▸ PASSAGE:
★ ★ ★ ★
# How to pigeons react to music?



## DeadIrishD (Sep 28, 2005)

How do pigeons react to music? 
like will they freak out by me listening to metal turned up loud?


----------



## Pidgey (May 20, 2005)

Yep.

They'd rather listen to the rush of cars under an overpass.

Psychologically, studies have been done to explain the old experiment where rock music proved to deter the growth of plants while classical music, conversely, enhanced their growth. The later studies discovered that there are musical sequences that feel "finished" and if you hack the last few notes off, they don't. 

When listened to as a single sequence like "da-da-da-DUM, da-da-da-DUM" (as in Beethoven's 9th? or was it the 5th?) most folks can subjectively determine whether the sequence seems to be complete or whether it's begging for a final note or two, kind of like asking an unfinished question, "so did you and her go to the... ?"

Psychologists have dissected various types of music and somehow determined that the types of music that tend to initiate a physiological stress response in humans and other animals essentially are composed of multiple sequences in which each lacks a "finish." As such, these types of music act as a stimulant in that they evoke a cacophany of emotional agonies.
★ ★ ★ ★
▸ REQUIRED TASK A:
Please print the part of the pigeon music thread from "# How to pigeons" to "turned up loud?" word for word.

▸ EXERCISE DATA:
★ ★ ★ ★
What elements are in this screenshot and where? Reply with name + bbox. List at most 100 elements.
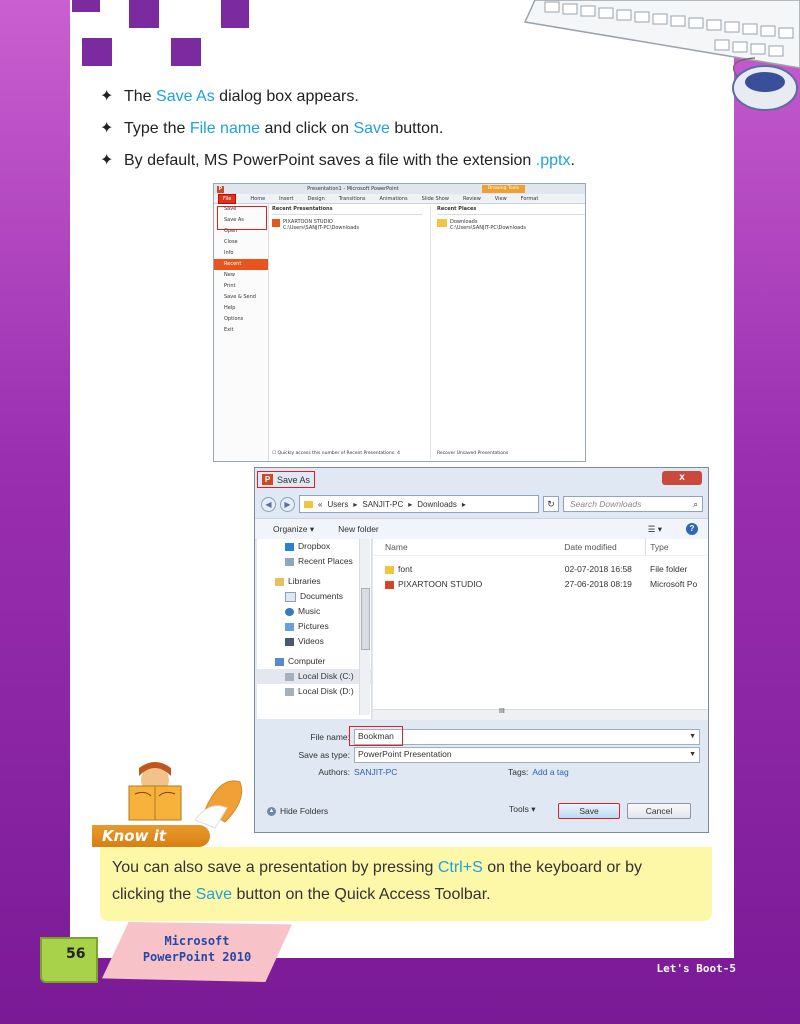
save-saveas-highlight (217, 206, 267, 230)
authors-value[interactable]: SANJIT-PC (354, 767, 508, 777)
file-name-highlight (349, 726, 403, 746)
file-row[interactable]: font 02-07-2018 16:58 File folder (373, 562, 708, 577)
nav-local-disk-c[interactable]: Local Disk (C:) (257, 669, 371, 684)
crumb-separator: ▸ (353, 499, 358, 509)
folder-icon (304, 500, 313, 508)
recent-places-icon (285, 557, 294, 566)
horizontal-scrollbar[interactable]: III (373, 708, 708, 720)
recent-places-heading: Recent Places (437, 206, 585, 215)
page-number-badge: 56 (40, 937, 98, 983)
tab-animations[interactable]: Animations (380, 196, 408, 202)
menu-help[interactable]: Help (214, 303, 268, 314)
nav-pictures[interactable]: Pictures (257, 619, 371, 634)
nav-videos[interactable]: Videos (257, 634, 371, 649)
crumb-sanjit-pc[interactable]: SANJIT-PC (362, 500, 403, 509)
menu-recent[interactable]: Recent (214, 259, 268, 270)
save-type-select[interactable]: PowerPoint Presentation ▼ (354, 747, 700, 763)
file-list: Name Date modified Type font 02-07-2018 … (373, 539, 708, 720)
tab-home[interactable]: Home (250, 196, 265, 202)
dropbox-icon (285, 542, 294, 551)
nav-libraries[interactable]: Libraries (257, 574, 371, 589)
drawing-tools-label: Drawing Tools (481, 185, 525, 193)
tab-transitions[interactable]: Transitions (339, 196, 366, 202)
menu-print[interactable]: Print (214, 281, 268, 292)
file-name-input[interactable]: Bookman ▼ (354, 729, 700, 745)
back-icon[interactable]: ◀ (261, 496, 276, 512)
close-button[interactable]: x (662, 471, 702, 485)
dialog-titlebar: P Save As x (255, 468, 708, 490)
column-date-modified[interactable]: Date modified (564, 539, 645, 555)
nav-recent-places[interactable]: Recent Places (257, 554, 371, 569)
crumb-users[interactable]: Users (327, 500, 348, 509)
file-row[interactable]: PIXARTOON STUDIO 27-06-2018 08:19 Micros… (373, 577, 708, 592)
recent-place-item[interactable]: Downloads C:\Users\SANJIT-PC\Downloads (437, 219, 585, 231)
music-icon (285, 607, 294, 616)
crumb-separator: ▸ (461, 499, 466, 509)
bullet-item: ✦ The Save As dialog box appears. (100, 88, 359, 105)
girl-reading-illustration (128, 762, 243, 829)
tab-view[interactable]: View (495, 196, 507, 202)
save-type-row: Save as type: PowerPoint Presentation ▼ (265, 747, 700, 763)
crumb-downloads[interactable]: Downloads (417, 500, 457, 509)
refresh-icon[interactable]: ↻ (543, 496, 559, 512)
tab-file[interactable]: File (218, 193, 237, 204)
menu-close[interactable]: Close (214, 237, 268, 248)
menu-info[interactable]: Info (214, 248, 268, 259)
column-name[interactable]: Name (373, 539, 564, 555)
authors-label: Authors: (318, 767, 350, 777)
save-type-label: Save as type: (298, 750, 350, 760)
tab-review[interactable]: Review (463, 196, 481, 202)
nav-music[interactable]: Music (257, 604, 371, 619)
pptx-file-icon (385, 580, 394, 589)
tools-button[interactable]: Tools ▾ (509, 804, 535, 815)
crumb-more[interactable]: « (318, 500, 322, 509)
menu-exit[interactable]: Exit (214, 325, 268, 336)
menu-options[interactable]: Options (214, 314, 268, 325)
column-type[interactable]: Type (645, 539, 708, 555)
chapter-title-banner: Microsoft PowerPoint 2010 (102, 922, 292, 982)
recent-file-item[interactable]: PIXARTOON STUDIO C:\Users\SANJIT-PC\Down… (272, 219, 422, 231)
backstage-menu: Save Save As Open Close Info Recent New … (214, 204, 269, 461)
tab-design[interactable]: Design (307, 196, 324, 202)
search-input[interactable]: Search Downloads ⌕ (563, 496, 703, 512)
bullet-list: ✦ The Save As dialog box appears. ✦ Type t… (100, 88, 720, 184)
series-name: Let's Boot-5 (656, 962, 736, 975)
dialog-footer: ▲ Hide Folders Tools ▾ Save Cancel (255, 798, 708, 832)
nav-dropbox[interactable]: Dropbox (257, 539, 371, 554)
cancel-button[interactable]: Cancel (627, 803, 691, 819)
nav-scrollbar-thumb[interactable] (361, 588, 370, 650)
save-button[interactable]: Save (558, 803, 620, 819)
recover-unsaved[interactable]: Recover Unsaved Presentations (437, 451, 508, 456)
new-folder-button[interactable]: New folder (338, 524, 379, 534)
quick-access-option[interactable]: ☐ Quickly access this number of Recent P… (272, 451, 400, 456)
menu-new[interactable]: New (214, 270, 268, 281)
nav-computer[interactable]: Computer (257, 654, 371, 669)
address-bar-row: ◀ ▶ « Users ▸ SANJIT-PC ▸ Downloads ▸ ↻ … (261, 494, 703, 514)
recent-file-path: C:\Users\SANJIT-PC\Downloads (283, 225, 359, 231)
navigation-pane: Dropbox Recent Places Libraries Document… (257, 539, 372, 719)
nav-local-disk-d[interactable]: Local Disk (D:) (257, 684, 371, 699)
pictures-icon (285, 622, 294, 631)
menu-save-send[interactable]: Save & Send (214, 292, 268, 303)
decor-square (72, 0, 100, 12)
libraries-icon (275, 577, 284, 586)
nav-documents[interactable]: Documents (257, 589, 371, 604)
chevron-down-icon[interactable]: ▼ (689, 730, 696, 743)
organize-button[interactable]: Organize ▾ (273, 524, 314, 535)
forward-icon[interactable]: ▶ (280, 496, 295, 512)
pptx-file-icon (272, 219, 280, 227)
chevron-down-icon[interactable]: ▼ (689, 748, 696, 761)
help-icon[interactable]: ? (686, 523, 698, 535)
tab-insert[interactable]: Insert (279, 196, 293, 202)
address-bar[interactable]: « Users ▸ SANJIT-PC ▸ Downloads ▸ (299, 495, 539, 513)
tab-format[interactable]: Format (521, 196, 539, 202)
hide-folders-button[interactable]: ▲ Hide Folders (267, 806, 328, 816)
recent-presentations-heading: Recent Presentations (272, 206, 422, 215)
search-icon: ⌕ (693, 499, 698, 509)
tags-value[interactable]: Add a tag (532, 767, 568, 777)
chevron-up-icon: ▲ (267, 806, 276, 816)
drive-icon (285, 687, 294, 696)
view-options-icon[interactable]: ☰ ▾ (648, 524, 662, 535)
recent-presentations-panel: Recent Presentations PIXARTOON STUDIO C:… (272, 206, 422, 458)
tab-slide-show[interactable]: Slide Show (422, 196, 449, 202)
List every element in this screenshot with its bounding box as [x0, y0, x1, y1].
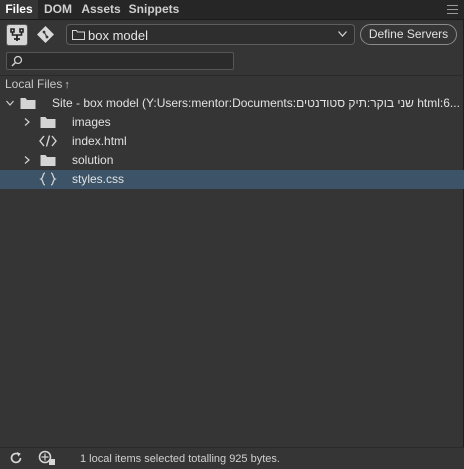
- tree-row-images[interactable]: images: [0, 113, 464, 132]
- tree-row-solution[interactable]: solution: [0, 151, 464, 170]
- connect-to-server-button[interactable]: [6, 24, 28, 46]
- sync-icon[interactable]: [38, 450, 56, 466]
- tab-assets[interactable]: Assets: [80, 0, 122, 19]
- search-input[interactable]: [25, 53, 225, 69]
- html-file-icon: [39, 135, 57, 147]
- chevron-right-icon: [24, 118, 30, 126]
- tab-files[interactable]: Files: [0, 0, 38, 19]
- git-button[interactable]: [35, 24, 57, 46]
- css-file-icon: [39, 172, 57, 186]
- folder-icon: [72, 30, 85, 40]
- tree-row-styles-css[interactable]: styles.css: [0, 170, 464, 189]
- toolbar-divider: [0, 75, 464, 76]
- status-text: 1 local items selected totalling 925 byt…: [80, 453, 280, 465]
- tree-item-label: solution: [72, 153, 114, 167]
- tree-item-label: styles.css: [72, 172, 125, 186]
- site-name: box model: [88, 28, 148, 43]
- tab-snippets[interactable]: Snippets: [128, 0, 180, 19]
- status-bar: 1 local items selected totalling 925 byt…: [0, 447, 464, 469]
- chevron-down-icon: [338, 31, 347, 37]
- chevron-right-icon: [24, 156, 30, 164]
- files-panel: Files DOM Assets Snippets box model Defi…: [0, 0, 464, 469]
- define-servers-button[interactable]: Define Servers: [360, 24, 457, 45]
- panel-tab-bar: Files DOM Assets Snippets: [0, 0, 464, 20]
- sort-up-icon: ↑: [64, 79, 70, 91]
- git-icon: [37, 26, 54, 43]
- tab-dom[interactable]: DOM: [40, 0, 76, 19]
- panel-menu-icon[interactable]: [447, 5, 458, 14]
- site-select-dropdown[interactable]: box model: [66, 24, 355, 45]
- tree-row-index-html[interactable]: index.html: [0, 132, 464, 151]
- local-files-label: Local Files: [5, 77, 63, 91]
- tree-item-label: Site - box model (Y:Users:mentor:Documen…: [52, 96, 460, 110]
- folder-icon: [40, 117, 56, 128]
- local-files-header[interactable]: Local Files ↑: [5, 77, 70, 91]
- tree-item-label: images: [72, 115, 111, 129]
- refresh-icon[interactable]: [9, 451, 23, 465]
- search-field[interactable]: [6, 52, 234, 70]
- folder-icon: [40, 155, 56, 166]
- search-icon: [11, 55, 23, 67]
- tree-row-site-root[interactable]: Site - box model (Y:Users:mentor:Documen…: [0, 94, 464, 113]
- folder-icon: [20, 98, 36, 109]
- chevron-down-icon: [6, 100, 14, 106]
- tree-item-label: index.html: [72, 134, 127, 148]
- connect-icon: [10, 28, 24, 41]
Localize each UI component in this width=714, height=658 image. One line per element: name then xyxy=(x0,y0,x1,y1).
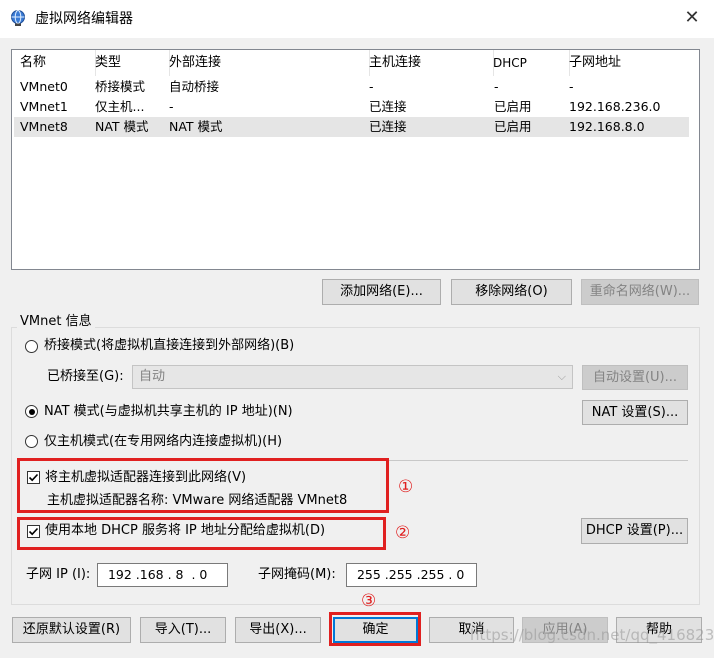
dhcp-settings-button[interactable]: DHCP 设置(P)... xyxy=(581,518,688,544)
table-row[interactable]: VMnet0 桥接模式 自动桥接 - - - xyxy=(14,77,689,97)
group-border xyxy=(699,327,700,604)
column-header-dhcp[interactable]: DHCP xyxy=(487,50,570,76)
host-only-label[interactable]: 仅主机模式(在专用网络内连接虚拟机)(H) xyxy=(44,433,282,451)
cell-subnet: 192.168.8.0 xyxy=(569,119,645,134)
bridge-mode-label[interactable]: 桥接模式(将虚拟机直接连接到外部网络)(B) xyxy=(44,337,294,355)
host-only-radio[interactable] xyxy=(25,435,38,448)
nat-mode-radio[interactable] xyxy=(25,405,38,418)
cell-subnet: - xyxy=(569,79,574,94)
cell-name: VMnet8 xyxy=(20,119,68,134)
cell-type: 仅主机... xyxy=(95,99,145,114)
chevron-down-icon: ⌵ xyxy=(557,370,566,383)
column-header-external[interactable]: 外部连接 xyxy=(163,50,370,76)
group-border xyxy=(11,327,12,604)
auto-settings-button[interactable]: 自动设置(U)... xyxy=(582,365,688,390)
rename-network-button[interactable]: 重命名网络(W)... xyxy=(581,279,699,305)
bridged-to-value: 自动 xyxy=(139,369,166,384)
subnet-ip-label: 子网 IP (I): xyxy=(26,567,91,582)
cell-name: VMnet0 xyxy=(20,79,68,94)
annotation-number-2: ② xyxy=(395,523,411,543)
cell-name: VMnet1 xyxy=(20,99,68,114)
annotation-number-3: ③ xyxy=(361,591,377,611)
cell-external: - xyxy=(169,99,174,114)
cell-external: NAT 模式 xyxy=(169,119,223,134)
annotation-box-1 xyxy=(17,458,389,513)
cell-external: 自动桥接 xyxy=(169,79,220,94)
group-border xyxy=(11,327,700,328)
column-header-host[interactable]: 主机连接 xyxy=(363,50,494,76)
title-bar: 虚拟网络编辑器 ✕ xyxy=(0,0,714,38)
bridged-to-label: 已桥接至(G): xyxy=(47,369,124,384)
group-border xyxy=(11,604,700,605)
cell-type: NAT 模式 xyxy=(95,119,149,134)
watermark: https://blog.csdn.net/qq_41682356 xyxy=(470,626,714,644)
table-row[interactable]: VMnet1 仅主机... - 已连接 已启用 192.168.236.0 xyxy=(14,97,689,117)
cell-host: 已连接 xyxy=(369,99,407,114)
restore-defaults-button[interactable]: 还原默认设置(R) xyxy=(12,617,131,643)
table-row-selected[interactable]: VMnet8 NAT 模式 NAT 模式 已连接 已启用 192.168.8.0 xyxy=(14,117,689,137)
export-button[interactable]: 导出(X)... xyxy=(235,617,321,643)
annotation-box-2 xyxy=(17,517,386,550)
add-network-button[interactable]: 添加网络(E)... xyxy=(322,279,441,305)
column-header-name[interactable]: 名称 xyxy=(14,50,96,76)
subnet-mask-field[interactable]: 255 .255 .255 . 0 xyxy=(346,563,477,587)
window-title: 虚拟网络编辑器 xyxy=(35,11,133,27)
cell-type: 桥接模式 xyxy=(95,79,146,94)
nat-mode-label[interactable]: NAT 模式(与虚拟机共享主机的 IP 地址)(N) xyxy=(44,403,293,421)
remove-network-button[interactable]: 移除网络(O) xyxy=(451,279,572,305)
cell-host: 已连接 xyxy=(369,119,407,134)
annotation-number-1: ① xyxy=(398,477,414,497)
bridged-to-select[interactable]: 自动 ⌵ xyxy=(132,365,573,389)
cell-dhcp: 已启用 xyxy=(494,119,532,134)
bridge-mode-radio[interactable] xyxy=(25,340,38,353)
cell-host: - xyxy=(369,79,374,94)
network-list[interactable]: 名称 类型 外部连接 主机连接 DHCP 子网地址 VMnet0 桥接模式 自动… xyxy=(11,49,700,270)
cell-subnet: 192.168.236.0 xyxy=(569,99,661,114)
cell-dhcp: 已启用 xyxy=(494,99,532,114)
ok-button[interactable]: 确定 xyxy=(333,617,418,643)
column-header-subnet[interactable]: 子网地址 xyxy=(563,50,695,76)
column-header-type[interactable]: 类型 xyxy=(89,50,170,76)
subnet-ip-field[interactable]: 192 .168 . 8 . 0 xyxy=(97,563,228,587)
nat-settings-button[interactable]: NAT 设置(S)... xyxy=(582,400,688,425)
import-button[interactable]: 导入(T)... xyxy=(140,617,226,643)
vmnet-info-title: VMnet 信息 xyxy=(17,314,95,330)
subnet-mask-label: 子网掩码(M): xyxy=(258,567,336,582)
network-globe-icon xyxy=(11,10,25,26)
close-button[interactable]: ✕ xyxy=(676,4,708,34)
cell-dhcp: - xyxy=(494,79,499,94)
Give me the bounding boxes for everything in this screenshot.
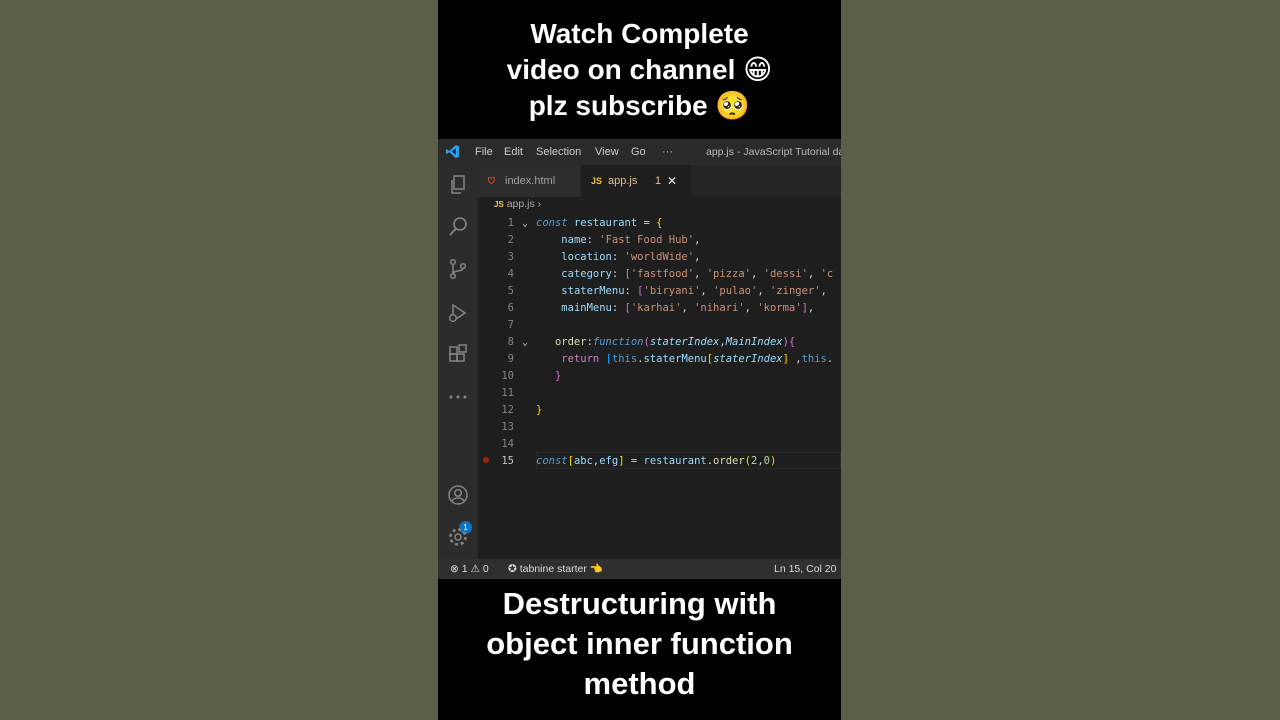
★ ★ ★ ★
▸ REQUIRED TASK B:
Output the records from the line with "- tree-row-images[interactable]: images: [0, 113, 464, 132]" to the line with "- search-icon: [11, 55, 23, 67]", both included, with no changes.

▸ FULL SOLUTION A:
# How to pigeons react to music?



## DeadIrishD (Sep 28, 2005)

How do pigeons react to music? 
like will they freak out by me listening to metal turned up loud?

▸ FULL SOLUTION B:
- tree-row-images[interactable]: images: [0, 113, 464, 132]
- tree-row-solution[interactable]: solution: [0, 151, 464, 170]
- connect-to-server-button[interactable]: [6, 24, 28, 46]
- sync-icon[interactable]: [38, 450, 56, 466]
- tab-assets[interactable]: Assets: [80, 0, 122, 19]
- search-input[interactable]: [25, 53, 225, 69]
- html-file-icon: [39, 135, 57, 147]
- chevron-right-icon: [24, 118, 30, 126]
- tab-files[interactable]: Files: [0, 0, 38, 19]
- git-button[interactable]: [35, 24, 57, 46]
- css-file-icon: [39, 172, 57, 186]
- folder-icon: [72, 30, 85, 40]
- tree-row-styles-css[interactable]: styles.css: [0, 170, 464, 189]
- toolbar-divider: [0, 75, 464, 76]
- status-text: 1 local items selected totalling 925 byt…: [80, 453, 280, 465]
- tree-item-label: solution: [72, 153, 114, 167]
- tree-item-label: styles.css: [72, 172, 125, 186]
- site-name: box model: [88, 28, 148, 43]
- tab-snippets[interactable]: Snippets: [128, 0, 180, 19]
- status-bar: 1 local items selected totalling 925 byt…: [0, 447, 464, 469]
- chevron-down-icon: [338, 31, 347, 37]
- chevron-right-icon: [24, 156, 30, 164]
- files-panel: Files DOM Assets Snippets box model Defi…: [0, 0, 464, 469]
- define-servers-button[interactable]: Define Servers: [360, 24, 457, 45]
- panel-tab-bar: Files DOM Assets Snippets: [0, 0, 464, 20]
- sort-up-icon: ↑: [64, 79, 70, 91]
- git-icon: [37, 26, 54, 43]
- tab-dom[interactable]: DOM: [40, 0, 76, 19]
- panel-menu-icon[interactable]: [447, 5, 458, 14]
- site-select-dropdown[interactable]: box model: [66, 24, 355, 45]
- tree-row-index-html[interactable]: index.html: [0, 132, 464, 151]
- local-files-label: Local Files: [5, 77, 63, 91]
- tree-item-label: Site - box model (Y:Users:mentor:Documen…: [52, 96, 460, 110]
- folder-icon: [40, 117, 56, 128]
- local-files-header[interactable]: Local Files ↑: [5, 77, 70, 91]
- tree-item-label: images: [72, 115, 111, 129]
- refresh-icon[interactable]: [9, 451, 23, 465]
- search-field[interactable]: [6, 52, 234, 70]
- folder-icon: [40, 155, 56, 166]
- search-icon: [11, 55, 23, 67]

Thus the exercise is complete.